_PROBLEM STATEMENT_
Each entry below should be returned exactly as is, with the pictures removed.

[SUPPLIED RECORDS start]

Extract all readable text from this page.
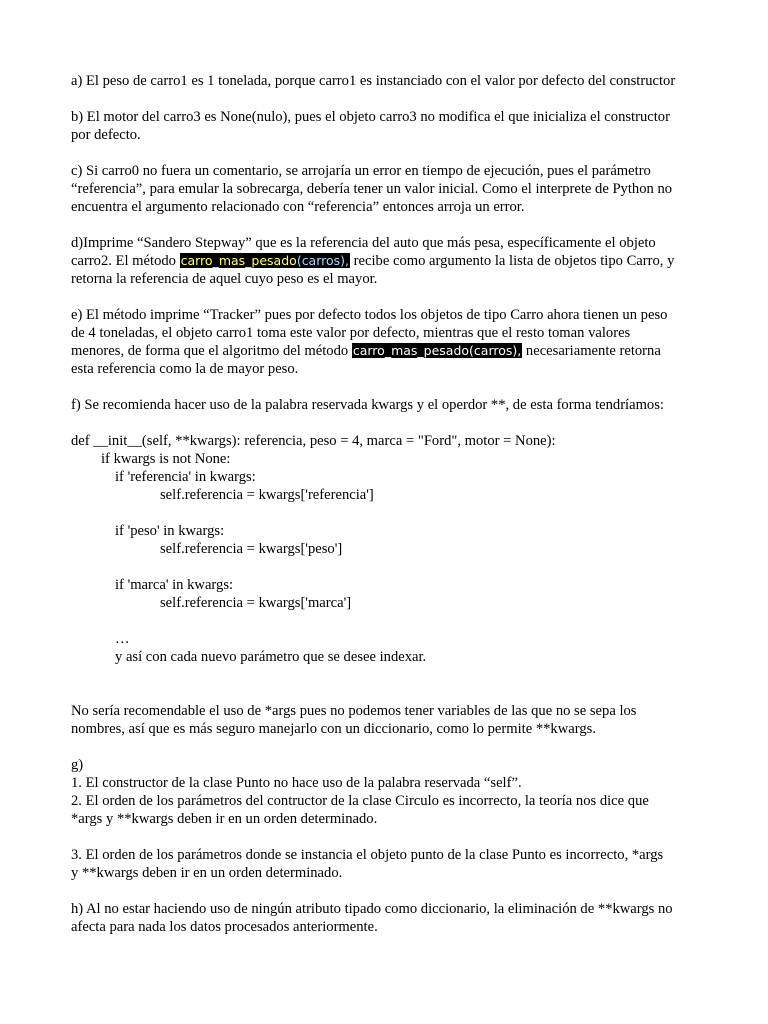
a) El peso de carro1 es 1 tonelada, porque carro1 es instanciado con el valor por defecto del constructor

b) El motor del carro3 es None(nulo), pues el objeto carro3 no modifica el que inicializa el constructor
por defecto.

c) Si carro0 no fuera un comentario, se arrojaría un error en tiempo de ejecución, pues el parámetro
“referencia”, para emular la sobrecarga, debería tener un valor inicial. Como el interprete de Python no
encuentra el argumento relacionado con “referencia” entonces arroja un error.

d)Imprime “Sandero Stepway” que es la referencia del auto que más pesa, específicamente el objeto
carro2. El método carro_mas_pesado(carros), recibe como argumento la lista de objetos tipo Carro, y
retorna la referencia de aquel cuyo peso es el mayor.

e) El método imprime “Tracker” pues por defecto todos los objetos de tipo Carro ahora tienen un peso
de 4 toneladas, el objeto carro1 toma este valor por defecto, mientras que el resto toman valores
menores, de forma que el algoritmo del método carro_mas_pesado(carros), necesariamente retorna
esta referencia como la de mayor peso.

f) Se recomienda hacer uso de la palabra reservada kwargs y el operdor **, de esta forma tendríamos:

def __init__(self, **kwargs): referencia, peso = 4, marca = "Ford", motor = None):
if kwargs is not None:
if 'referencia' in kwargs:
self.referencia = kwargs['referencia']
if 'peso' in kwargs:
self.referencia = kwargs['peso']
if 'marca' in kwargs:
self.referencia = kwargs['marca']
…
y así con cada nuevo parámetro que se desee indexar.

No sería recomendable el uso de *args pues no podemos tener variables de las que no se sepa los
nombres, así que es más seguro manejarlo con un diccionario, como lo permite **kwargs.

g)
1. El constructor de la clase Punto no hace uso de la palabra reservada “self”.
2. El orden de los parámetros del contructor de la clase Circulo es incorrecto, la teoría nos dice que
*args y **kwargs deben ir en un orden determinado.

3. El orden de los parámetros donde se instancia el objeto punto de la clase Punto es incorrecto, *args
y **kwargs deben ir en un orden determinado.

h) Al no estar haciendo uso de ningún atributo tipado como diccionario, la eliminación de **kwargs no
afecta para nada los datos procesados anteriormente.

[SUPPLIED RECORDS end]

_FULL ANSWER_
Extract all readable text from this page.
a) El peso de carro1 es 1 tonelada, porque carro1 es instanciado con el valor por defecto del constructor

b) El motor del carro3 es None(nulo), pues el objeto carro3 no modifica el que inicializa el constructor
por defecto.

c) Si carro0 no fuera un comentario, se arrojaría un error en tiempo de ejecución, pues el parámetro
“referencia”, para emular la sobrecarga, debería tener un valor inicial. Como el interprete de Python no
encuentra el argumento relacionado con “referencia” entonces arroja un error.

d)Imprime “Sandero Stepway” que es la referencia del auto que más pesa, específicamente el objeto
carro2. El método carro_mas_pesado(carros), recibe como argumento la lista de objetos tipo Carro, y
retorna la referencia de aquel cuyo peso es el mayor.

e) El método imprime “Tracker” pues por defecto todos los objetos de tipo Carro ahora tienen un peso
de 4 toneladas, el objeto carro1 toma este valor por defecto, mientras que el resto toman valores
menores, de forma que el algoritmo del método carro_mas_pesado(carros), necesariamente retorna
esta referencia como la de mayor peso.

f) Se recomienda hacer uso de la palabra reservada kwargs y el operdor **, de esta forma tendríamos:

def __init__(self, **kwargs): referencia, peso = 4, marca = "Ford", motor = None):
if kwargs is not None:
if 'referencia' in kwargs:
self.referencia = kwargs['referencia']
if 'peso' in kwargs:
self.referencia = kwargs['peso']
if 'marca' in kwargs:
self.referencia = kwargs['marca']
…
y así con cada nuevo parámetro que se desee indexar.

No sería recomendable el uso de *args pues no podemos tener variables de las que no se sepa los
nombres, así que es más seguro manejarlo con un diccionario, como lo permite **kwargs.

g)
1. El constructor de la clase Punto no hace uso de la palabra reservada “self”.
2. El orden de los parámetros del contructor de la clase Circulo es incorrecto, la teoría nos dice que
*args y **kwargs deben ir en un orden determinado.

3. El orden de los parámetros donde se instancia el objeto punto de la clase Punto es incorrecto, *args
y **kwargs deben ir en un orden determinado.

h) Al no estar haciendo uso de ningún atributo tipado como diccionario, la eliminación de **kwargs no
afecta para nada los datos procesados anteriormente.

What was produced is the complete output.